■ **DO THIS**
Find every line in the records below that holds the word "Disable" and copy it.

Extracted data entries:
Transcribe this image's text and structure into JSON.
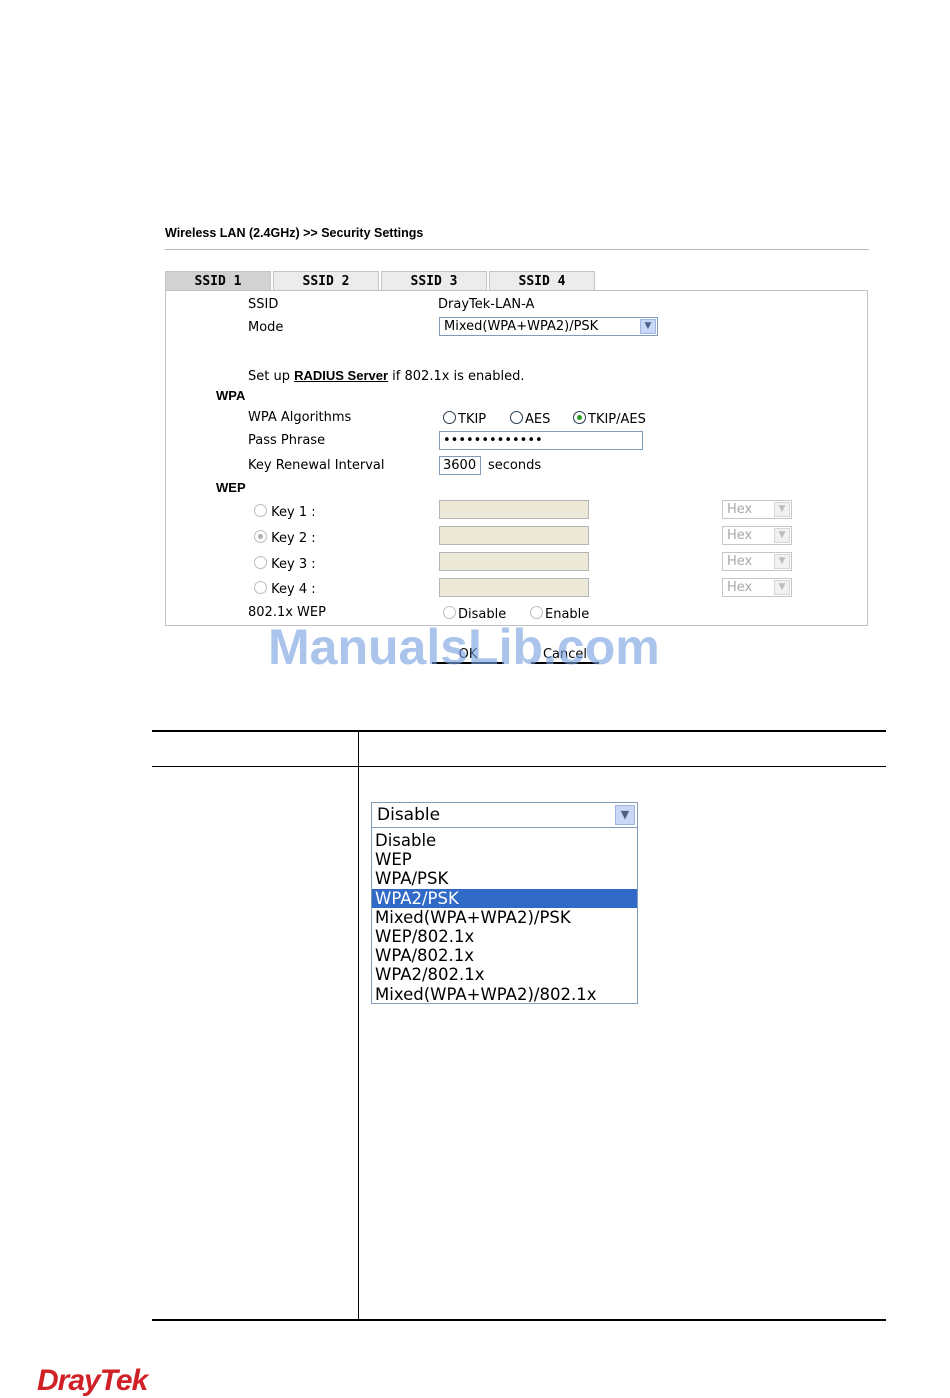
{
  "breadcrumb": "Wireless LAN (2.4GHz) >> Security Settings",
  "tabs": [
    {
      "label": "SSID 1",
      "active": true
    },
    {
      "label": "SSID 2",
      "active": false
    },
    {
      "label": "SSID 3",
      "active": false
    },
    {
      "label": "SSID 4",
      "active": false
    }
  ],
  "ssid": {
    "label": "SSID",
    "value": "DrayTek-LAN-A"
  },
  "mode": {
    "label": "Mode",
    "value": "Mixed(WPA+WPA2)/PSK"
  },
  "radius": {
    "prefix": "Set up ",
    "link": "RADIUS Server",
    "suffix": " if 802.1x is enabled."
  },
  "wpa": {
    "section": "WPA",
    "algorithms_label": "WPA Algorithms",
    "algorithms": [
      {
        "label": "TKIP",
        "checked": false
      },
      {
        "label": "AES",
        "checked": false
      },
      {
        "label": "TKIP/AES",
        "checked": true
      }
    ],
    "passphrase_label": "Pass Phrase",
    "passphrase_value": "•••••••••••••",
    "renewal_label": "Key Renewal Interval",
    "renewal_value": "3600",
    "renewal_unit": "seconds"
  },
  "wep": {
    "section": "WEP",
    "keys": [
      {
        "label": "Key 1 :",
        "checked": false,
        "format": "Hex"
      },
      {
        "label": "Key 2 :",
        "checked": true,
        "format": "Hex"
      },
      {
        "label": "Key 3 :",
        "checked": false,
        "format": "Hex"
      },
      {
        "label": "Key 4 :",
        "checked": false,
        "format": "Hex"
      }
    ],
    "dot1x_label": "802.1x WEP",
    "dot1x_options": [
      {
        "label": "Disable",
        "checked": false
      },
      {
        "label": "Enable",
        "checked": false
      }
    ]
  },
  "buttons": {
    "ok": "OK",
    "cancel": "Cancel"
  },
  "watermark": "ManualsLib.com",
  "dropdown": {
    "selected": "Disable",
    "options": [
      "Disable",
      "WEP",
      "WPA/PSK",
      "WPA2/PSK",
      "Mixed(WPA+WPA2)/PSK",
      "WEP/802.1x",
      "WPA/802.1x",
      "WPA2/802.1x",
      "Mixed(WPA+WPA2)/802.1x"
    ],
    "highlighted_index": 3
  },
  "logo": "DrayTek",
  "colors": {
    "highlight": "#3169c6",
    "logo": "#d02127",
    "watermark": "#76a0e0",
    "radio_checked": "#2c9e1d"
  },
  "icons": {
    "select_arrow": "chevron-down-icon"
  }
}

■ **OUTPUT OF THE EXERCISE**
        "label": "Disable",
    "selected": "Disable",
      "Disable",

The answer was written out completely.